■ WHAT THIS TASK INVOLVES:
How many of the lines below contain "dispositif"? Answer with that number alone.

■ DATA TO PROCESS:
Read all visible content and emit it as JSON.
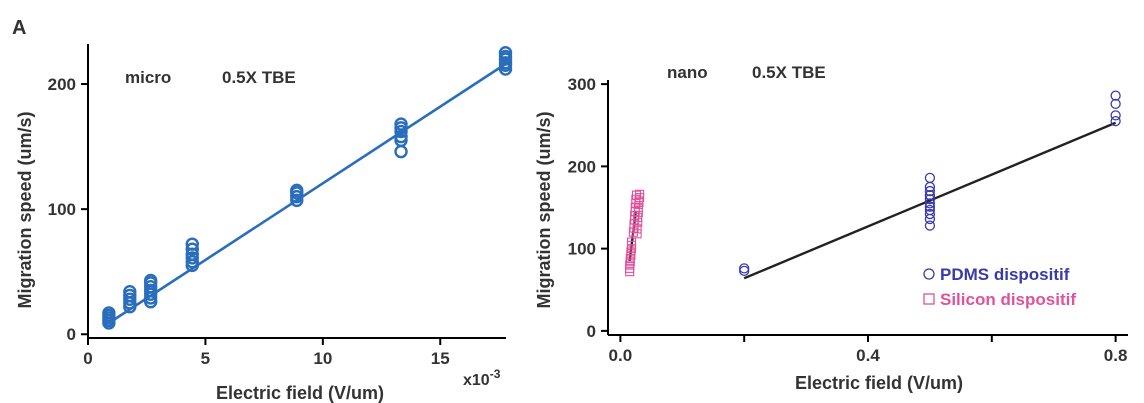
{
  "panel_label": "A",
  "chart_data": [
    {
      "type": "scatter",
      "annotations": [
        "micro",
        "0.5X TBE"
      ],
      "xlabel": "Electric field (V/um)",
      "ylabel": "Migration speed (um/s)",
      "x_multiplier_label": "x10",
      "x_multiplier_exponent": "-3",
      "xlim": [
        0,
        0.0178
      ],
      "ylim": [
        -3,
        232
      ],
      "xticks": [
        0.0,
        0.005,
        0.01,
        0.015
      ],
      "xtick_labels": [
        "0",
        "5",
        "10",
        "15"
      ],
      "yticks": [
        0,
        100,
        200
      ],
      "ytick_labels": [
        "0",
        "100",
        "200"
      ],
      "grid": false,
      "color": "#2a6ebb",
      "series": [
        {
          "marker": "circle",
          "color": "#2a6ebb",
          "x": [
            0.00089,
            0.00089,
            0.00089,
            0.00089,
            0.00089,
            0.00178,
            0.00178,
            0.00178,
            0.00178,
            0.00178,
            0.00267,
            0.00267,
            0.00267,
            0.00267,
            0.00267,
            0.00267,
            0.00267,
            0.00444,
            0.00444,
            0.00444,
            0.00444,
            0.00444,
            0.00444,
            0.00889,
            0.00889,
            0.00889,
            0.00889,
            0.01333,
            0.01333,
            0.01333,
            0.01333,
            0.01333,
            0.01333,
            0.01778,
            0.01778,
            0.01778,
            0.01778,
            0.01778,
            0.01778
          ],
          "y": [
            9,
            11,
            13,
            15,
            17,
            22,
            25,
            28,
            31,
            34,
            26,
            29,
            32,
            35,
            38,
            41,
            43,
            55,
            58,
            61,
            64,
            68,
            72,
            107,
            110,
            113,
            115,
            146,
            155,
            158,
            162,
            165,
            168,
            212,
            215,
            217,
            220,
            222,
            225
          ]
        }
      ],
      "fit_line": {
        "x": [
          0.00089,
          0.01778
        ],
        "y": [
          9,
          216
        ]
      }
    },
    {
      "type": "scatter",
      "annotations": [
        "nano",
        "0.5X TBE"
      ],
      "xlabel": "Electric field (V/um)",
      "ylabel": "Migration speed (um/s)",
      "xlim": [
        -0.02,
        0.82
      ],
      "ylim": [
        -5,
        305
      ],
      "xticks": [
        0.0,
        0.2,
        0.4,
        0.6,
        0.8
      ],
      "xtick_labels": [
        "0.0",
        "",
        "0.4",
        "",
        "0.8"
      ],
      "yticks": [
        0,
        100,
        200,
        300
      ],
      "ytick_labels": [
        "0",
        "100",
        "200",
        "300"
      ],
      "grid": false,
      "legend_position": "bottom-right",
      "series": [
        {
          "name": "PDMS dispositif",
          "marker": "circle",
          "color": "#3a3aa8",
          "x": [
            0.2,
            0.2,
            0.5,
            0.5,
            0.5,
            0.5,
            0.5,
            0.5,
            0.5,
            0.5,
            0.5,
            0.5,
            0.5,
            0.5,
            0.8,
            0.8,
            0.8,
            0.8
          ],
          "y": [
            73,
            76,
            128,
            136,
            142,
            147,
            151,
            155,
            160,
            165,
            170,
            175,
            186,
            165,
            255,
            262,
            276,
            286
          ]
        },
        {
          "name": "Silicon dispositif",
          "marker": "square",
          "color": "#e0529c",
          "x": [
            0.015,
            0.015,
            0.015,
            0.016,
            0.016,
            0.017,
            0.017,
            0.018,
            0.018,
            0.018,
            0.021,
            0.022,
            0.022,
            0.023,
            0.023,
            0.024,
            0.024,
            0.025,
            0.025,
            0.026,
            0.027,
            0.027,
            0.028,
            0.028,
            0.029,
            0.029,
            0.03,
            0.03,
            0.031,
            0.031
          ],
          "y": [
            72,
            76,
            80,
            84,
            88,
            92,
            96,
            100,
            104,
            108,
            120,
            125,
            130,
            135,
            140,
            145,
            150,
            155,
            160,
            165,
            118,
            124,
            132,
            138,
            144,
            150,
            156,
            158,
            162,
            166
          ]
        }
      ],
      "fit_lines": [
        {
          "x": [
            0.2,
            0.8
          ],
          "y": [
            64,
            253
          ],
          "color": "#222222"
        },
        {
          "x": [
            0.015,
            0.025
          ],
          "y": [
            85,
            146
          ],
          "color": "#222222"
        }
      ]
    }
  ]
}
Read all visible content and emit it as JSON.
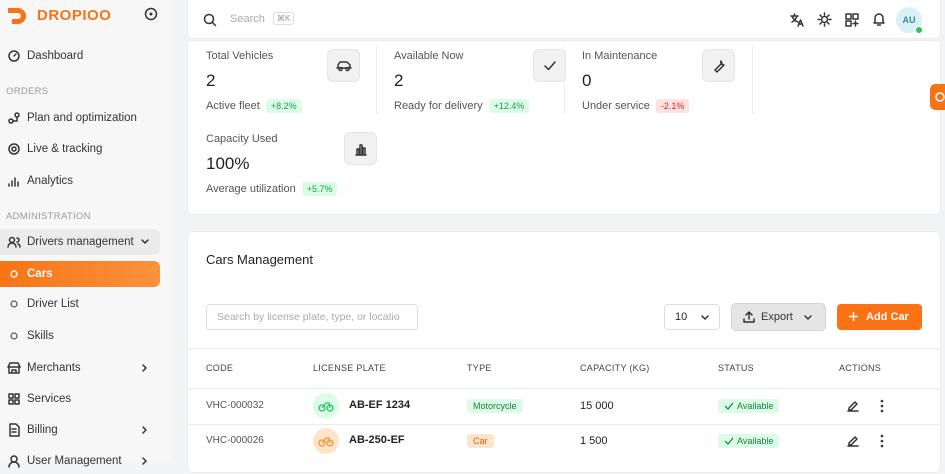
{
  "brand": "DROPIOO",
  "nav": {
    "dashboard": "Dashboard",
    "orders": {
      "heading": "ORDERS",
      "items": [
        "Plan and optimization",
        "Live & tracking",
        "Analytics"
      ]
    },
    "administration": {
      "heading": "ADMINISTRATION",
      "items": [
        "Drivers management",
        "Cars",
        "Driver List",
        "Skills",
        "Merchants",
        "Services",
        "Billing",
        "User Management"
      ]
    }
  },
  "topbar": {
    "search": "Search",
    "shortcut": "⌘K",
    "avatar": "AU"
  },
  "stats": [
    {
      "label": "Total Vehicles",
      "value": "2",
      "note": "Active fleet",
      "change": "+8.2%"
    },
    {
      "label": "Available Now",
      "value": "2",
      "note": "Ready for delivery",
      "change": "+12.4%"
    },
    {
      "label": "In Maintenance",
      "value": "0",
      "note": "Under service",
      "change": "-2.1%"
    },
    {
      "label": "Capacity Used",
      "value": "100%",
      "note": "Average utilization",
      "change": "+5.7%"
    }
  ],
  "cars": {
    "title": "Cars Management",
    "search_placeholder": "Search by license plate, type, or locatio",
    "page_size": "10",
    "export": "Export",
    "add": "Add Car",
    "columns": [
      "CODE",
      "LICENSE PLATE",
      "TYPE",
      "CAPACITY (KG)",
      "STATUS",
      "ACTIONS"
    ],
    "rows": [
      [
        "VHC-000032",
        "AB-EF 1234",
        "Motorcycle",
        "15 000",
        "Available"
      ],
      [
        "VHC-000026",
        "AB-250-EF",
        "Car",
        "1 500",
        "Available"
      ]
    ]
  }
}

■ RESPONSE BELOW:
2